• [TASK TO COMPLETE]: Review the listing and copy each line that holds the word "площу".

Items listed in a dataset:
>>>
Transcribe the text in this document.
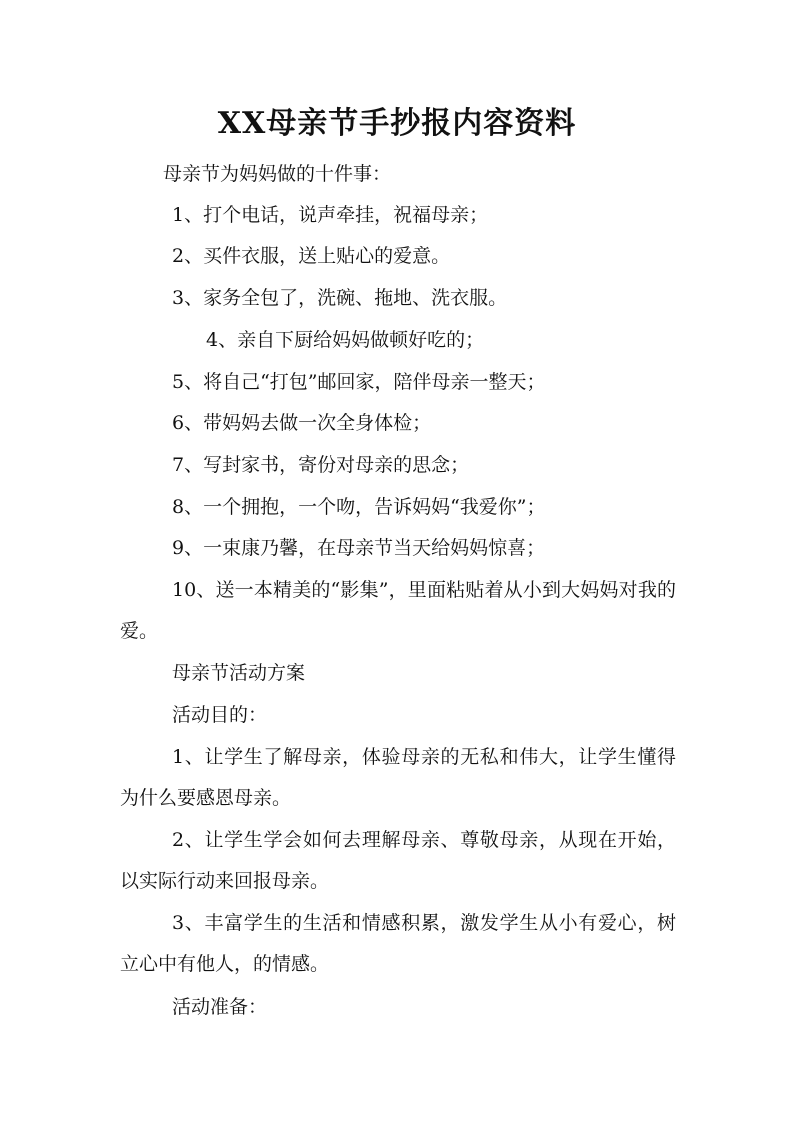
XX母亲节手抄报内容资料
母亲节为妈妈做的十件事：
1、打个电话，说声牵挂，祝福母亲；
2、买件衣服，送上贴心的爱意。
3、家务全包了，洗碗、拖地、洗衣服。
4、亲自下厨给妈妈做顿好吃的；
5、将自己“打包”邮回家，陪伴母亲一整天；
6、带妈妈去做一次全身体检；
7、写封家书，寄份对母亲的思念；
8、一个拥抱，一个吻，告诉妈妈“我爱你”；
9、一束康乃馨，在母亲节当天给妈妈惊喜；
10、送一本精美的“影集”，里面粘贴着从小到大妈妈对我的爱。
母亲节活动方案
活动目的：
1、让学生了解母亲，体验母亲的无私和伟大，让学生懂得为什么要感恩母亲。
2、让学生学会如何去理解母亲、尊敬母亲，从现在开始，以实际行动来回报母亲。
3、丰富学生的生活和情感积累，激发学生从小有爱心，树立心中有他人，的情感。
活动准备：
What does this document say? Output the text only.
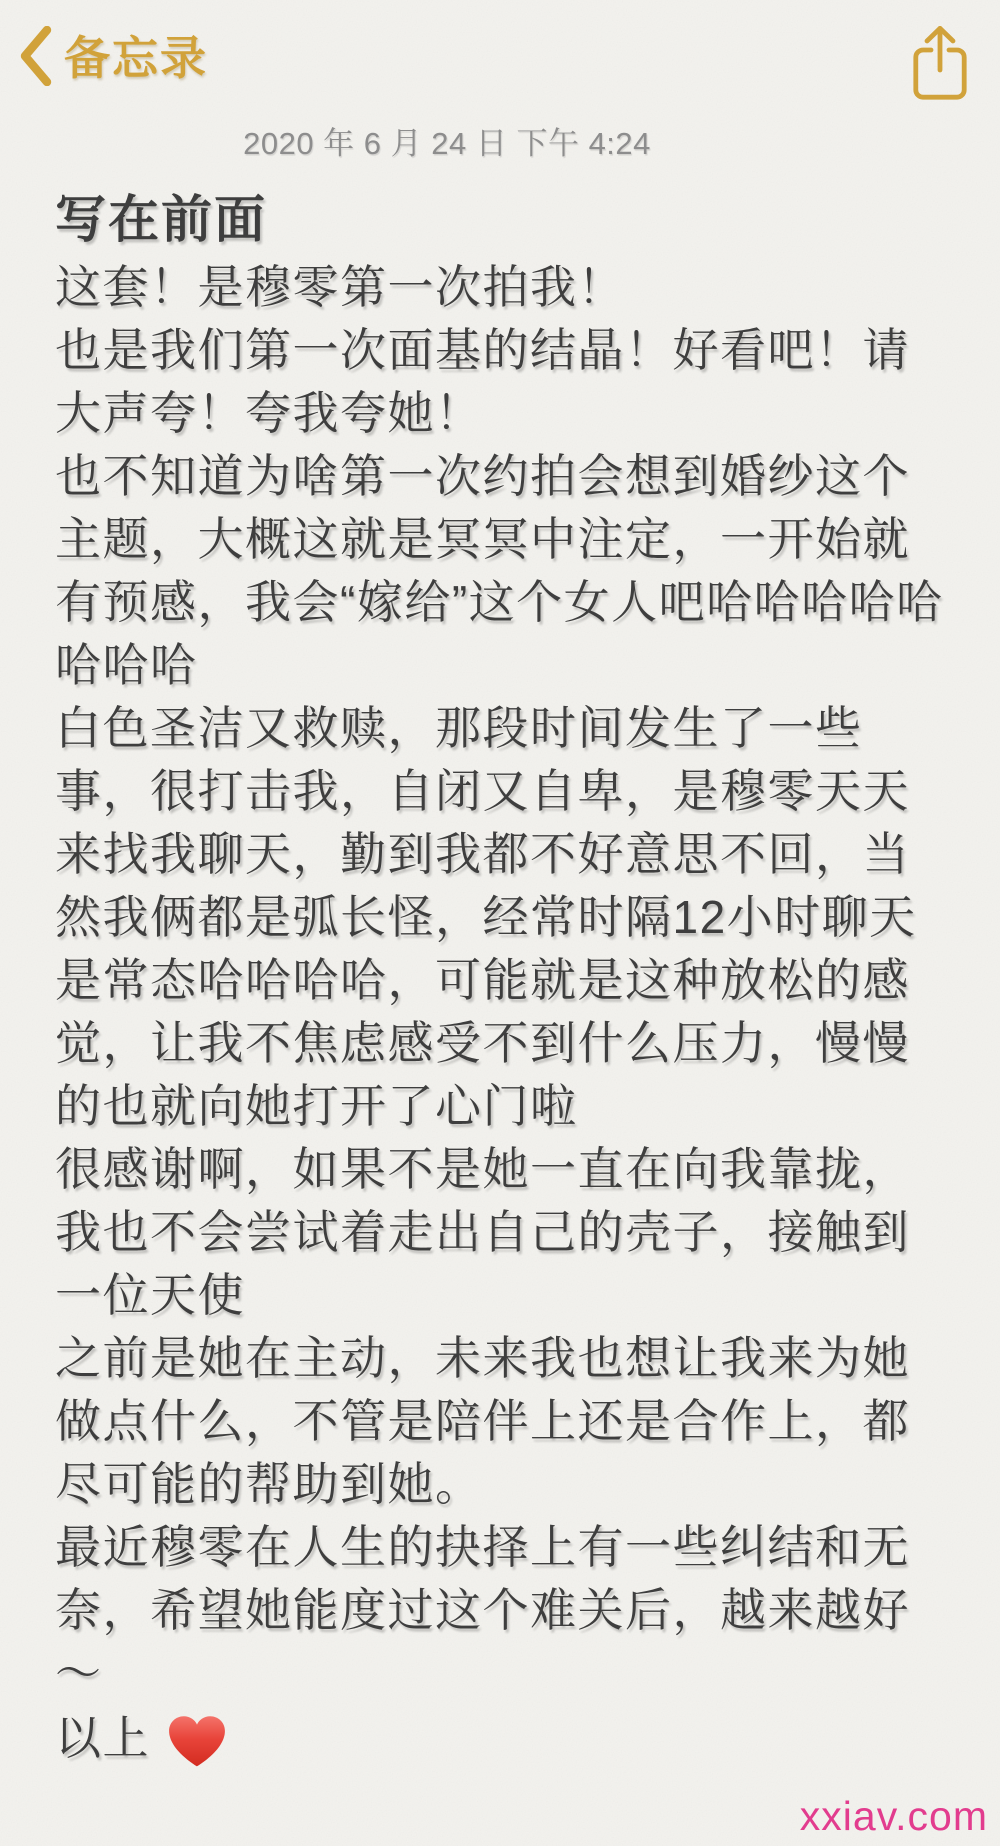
备忘录
2020 年 6 月 24 日 下午 4:24
写在前面

这套！是穆零第一次拍我！

也是我们第一次面基的结晶！好看吧！请大声夸！夸我夸她！

也不知道为啥第一次约拍会想到婚纱这个主题，大概这就是冥冥中注定，一开始就有预感，我会“嫁给”这个女人吧哈哈哈哈哈哈哈哈

白色圣洁又救赎，那段时间发生了一些事，很打击我，自闭又自卑，是穆零天天来找我聊天，勤到我都不好意思不回，当然我俩都是弧长怪，经常时隔12小时聊天是常态哈哈哈哈，可能就是这种放松的感觉，让我不焦虑感受不到什么压力，慢慢的也就向她打开了心门啦

很感谢啊，如果不是她一直在向我靠拢，我也不会尝试着走出自己的壳子，接触到一位天使

之前是她在主动，未来我也想让我来为她做点什么，不管是陪伴上还是合作上，都尽可能的帮助到她。

最近穆零在人生的抉择上有一些纠结和无奈，希望她能度过这个难关后，越来越好～

以上

xxiav.com
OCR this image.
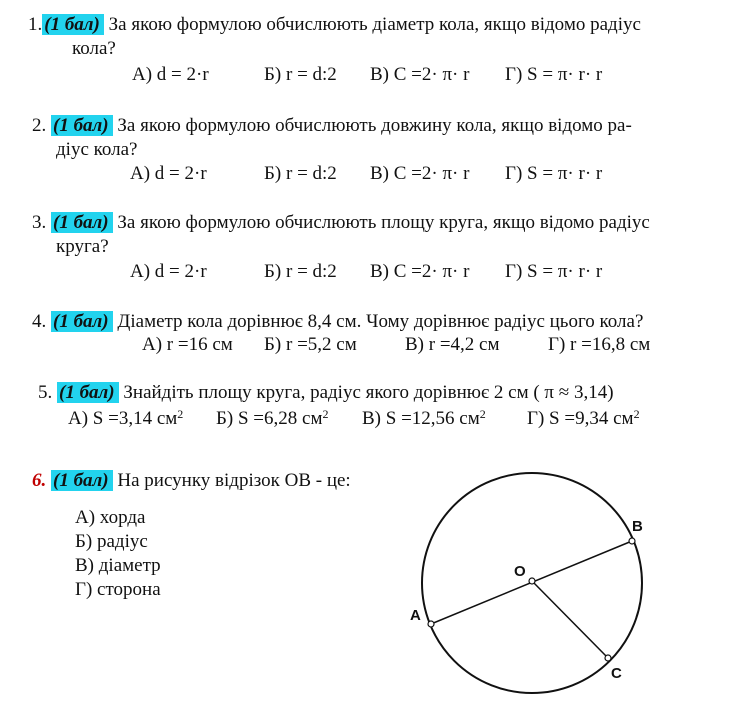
1. (1 бал) За якою формулою обчислюють діаметр кола, якщо відомо радіус
кола?
А) d = 2·r	Б) r = d:2 В) C =2· π· r Г) S = π· r· r
2. (1 бал) За якою формулою обчислюють довжину кола, якщо відомо ра-
діус кола?
А) d = 2·r	Б) r = d:2 В) C =2· π· r Г) S = π· r· r
3. (1 бал) За якою формулою обчислюють площу круга, якщо відомо радіус
круга?
А) d = 2·r	Б) r = d:2 В) C =2· π· r Г) S = π· r· r
4. (1 бал) Діаметр кола дорівнює 8,4 см. Чому дорівнює радіус цього кола?
А) r =16 см Б) r =5,2 см	В) r =4,2 см	Г) r =16,8 см
5. (1 бал) Знайдіть площу круга, радіус якого дорівнює 2 см ( π ≈ 3,14)
А) S =3,14 $см^2$ Б) S =6,28 $см^2$ В) S =12,56 $см^2$ Г) S =9,34 $см^2$
6. (1 бал) На рисунку відрізок ОВ - це:
А) хорда
Б) радіус
В) діаметр
Г) сторона
A
B
O
C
<<<
• [OUTPUT]:
3. (1 бал) За якою формулою обчислюють площу круга, якщо відомо радіус
5. (1 бал) Знайдіть площу круга, радіус якого дорівнює 2 см ( π ≈ 3,14)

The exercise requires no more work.